→ **What is required**: Using the listing below, report all lines holding the word "JSON".

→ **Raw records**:
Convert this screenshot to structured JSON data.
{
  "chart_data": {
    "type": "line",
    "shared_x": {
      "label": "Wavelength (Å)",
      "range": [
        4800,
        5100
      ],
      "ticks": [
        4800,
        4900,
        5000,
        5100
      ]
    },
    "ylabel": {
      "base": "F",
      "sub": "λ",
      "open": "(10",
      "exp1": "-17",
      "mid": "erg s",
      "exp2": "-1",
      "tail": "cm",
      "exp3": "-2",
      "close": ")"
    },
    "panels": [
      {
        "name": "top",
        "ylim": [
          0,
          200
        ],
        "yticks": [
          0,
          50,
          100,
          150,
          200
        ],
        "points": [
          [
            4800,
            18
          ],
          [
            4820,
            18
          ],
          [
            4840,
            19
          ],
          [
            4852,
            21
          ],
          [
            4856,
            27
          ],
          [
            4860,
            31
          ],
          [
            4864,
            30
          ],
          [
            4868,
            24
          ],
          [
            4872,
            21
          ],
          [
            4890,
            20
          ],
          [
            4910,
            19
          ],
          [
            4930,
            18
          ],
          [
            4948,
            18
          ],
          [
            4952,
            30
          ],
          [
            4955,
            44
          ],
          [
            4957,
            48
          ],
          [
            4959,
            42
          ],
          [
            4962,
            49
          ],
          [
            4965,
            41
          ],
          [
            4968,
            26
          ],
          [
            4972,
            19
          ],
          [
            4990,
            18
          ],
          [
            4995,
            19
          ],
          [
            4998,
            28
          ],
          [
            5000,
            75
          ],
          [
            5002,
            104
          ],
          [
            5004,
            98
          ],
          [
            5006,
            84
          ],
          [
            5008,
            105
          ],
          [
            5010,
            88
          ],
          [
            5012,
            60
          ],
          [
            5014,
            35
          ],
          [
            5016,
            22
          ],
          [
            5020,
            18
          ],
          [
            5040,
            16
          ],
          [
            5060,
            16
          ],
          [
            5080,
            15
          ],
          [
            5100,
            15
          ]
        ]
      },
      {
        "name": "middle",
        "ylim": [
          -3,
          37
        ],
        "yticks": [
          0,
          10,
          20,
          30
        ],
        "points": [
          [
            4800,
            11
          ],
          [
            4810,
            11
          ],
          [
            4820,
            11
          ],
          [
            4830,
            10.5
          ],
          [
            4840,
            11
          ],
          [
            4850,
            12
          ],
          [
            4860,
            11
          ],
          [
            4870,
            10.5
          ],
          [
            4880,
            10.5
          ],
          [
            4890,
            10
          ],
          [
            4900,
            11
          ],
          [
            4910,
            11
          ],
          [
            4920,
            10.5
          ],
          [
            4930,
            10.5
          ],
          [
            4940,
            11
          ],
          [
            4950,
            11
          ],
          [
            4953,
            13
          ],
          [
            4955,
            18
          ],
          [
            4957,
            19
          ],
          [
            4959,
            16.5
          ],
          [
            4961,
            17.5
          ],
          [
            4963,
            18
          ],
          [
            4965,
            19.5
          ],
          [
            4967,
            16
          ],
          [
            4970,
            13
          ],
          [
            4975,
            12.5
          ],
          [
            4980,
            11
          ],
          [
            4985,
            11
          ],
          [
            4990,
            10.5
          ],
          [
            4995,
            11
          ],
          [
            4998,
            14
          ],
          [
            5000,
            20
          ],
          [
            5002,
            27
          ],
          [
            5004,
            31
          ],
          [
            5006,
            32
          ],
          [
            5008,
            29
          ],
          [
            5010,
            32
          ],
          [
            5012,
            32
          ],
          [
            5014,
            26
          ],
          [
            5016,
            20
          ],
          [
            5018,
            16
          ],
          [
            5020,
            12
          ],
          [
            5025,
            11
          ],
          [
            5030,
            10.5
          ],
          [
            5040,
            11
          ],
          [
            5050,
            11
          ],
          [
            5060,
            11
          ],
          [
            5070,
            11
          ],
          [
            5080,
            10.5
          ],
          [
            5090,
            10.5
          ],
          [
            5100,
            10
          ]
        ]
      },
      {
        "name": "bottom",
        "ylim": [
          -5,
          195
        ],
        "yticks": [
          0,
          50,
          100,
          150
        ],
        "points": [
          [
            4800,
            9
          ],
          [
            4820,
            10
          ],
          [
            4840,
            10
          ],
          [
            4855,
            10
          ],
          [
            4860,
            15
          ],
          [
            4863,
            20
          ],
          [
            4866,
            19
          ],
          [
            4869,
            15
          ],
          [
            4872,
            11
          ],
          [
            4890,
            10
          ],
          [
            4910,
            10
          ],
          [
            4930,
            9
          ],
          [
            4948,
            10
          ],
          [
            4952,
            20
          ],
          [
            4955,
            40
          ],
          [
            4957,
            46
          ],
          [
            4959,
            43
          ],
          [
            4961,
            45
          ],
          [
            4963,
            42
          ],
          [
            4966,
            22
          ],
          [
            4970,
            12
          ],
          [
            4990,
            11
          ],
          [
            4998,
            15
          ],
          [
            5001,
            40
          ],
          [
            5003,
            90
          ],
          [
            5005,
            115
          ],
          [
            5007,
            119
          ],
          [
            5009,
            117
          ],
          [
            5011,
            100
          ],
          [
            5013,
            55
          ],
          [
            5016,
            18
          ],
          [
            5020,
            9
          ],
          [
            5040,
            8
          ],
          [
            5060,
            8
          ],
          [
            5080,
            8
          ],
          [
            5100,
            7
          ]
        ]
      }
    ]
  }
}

* * *

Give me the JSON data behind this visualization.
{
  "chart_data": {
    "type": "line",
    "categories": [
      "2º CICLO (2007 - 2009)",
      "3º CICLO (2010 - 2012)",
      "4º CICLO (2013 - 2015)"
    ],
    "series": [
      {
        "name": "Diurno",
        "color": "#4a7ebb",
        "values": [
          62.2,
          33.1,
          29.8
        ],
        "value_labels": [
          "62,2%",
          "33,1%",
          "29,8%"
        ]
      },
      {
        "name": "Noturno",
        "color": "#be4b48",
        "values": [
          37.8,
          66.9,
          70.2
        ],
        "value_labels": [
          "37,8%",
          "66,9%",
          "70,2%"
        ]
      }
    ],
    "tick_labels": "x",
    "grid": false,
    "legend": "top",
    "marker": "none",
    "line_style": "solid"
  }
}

→ **Exercise result**:
Convert this screenshot to structured JSON data.
Give me the JSON data behind this visualization.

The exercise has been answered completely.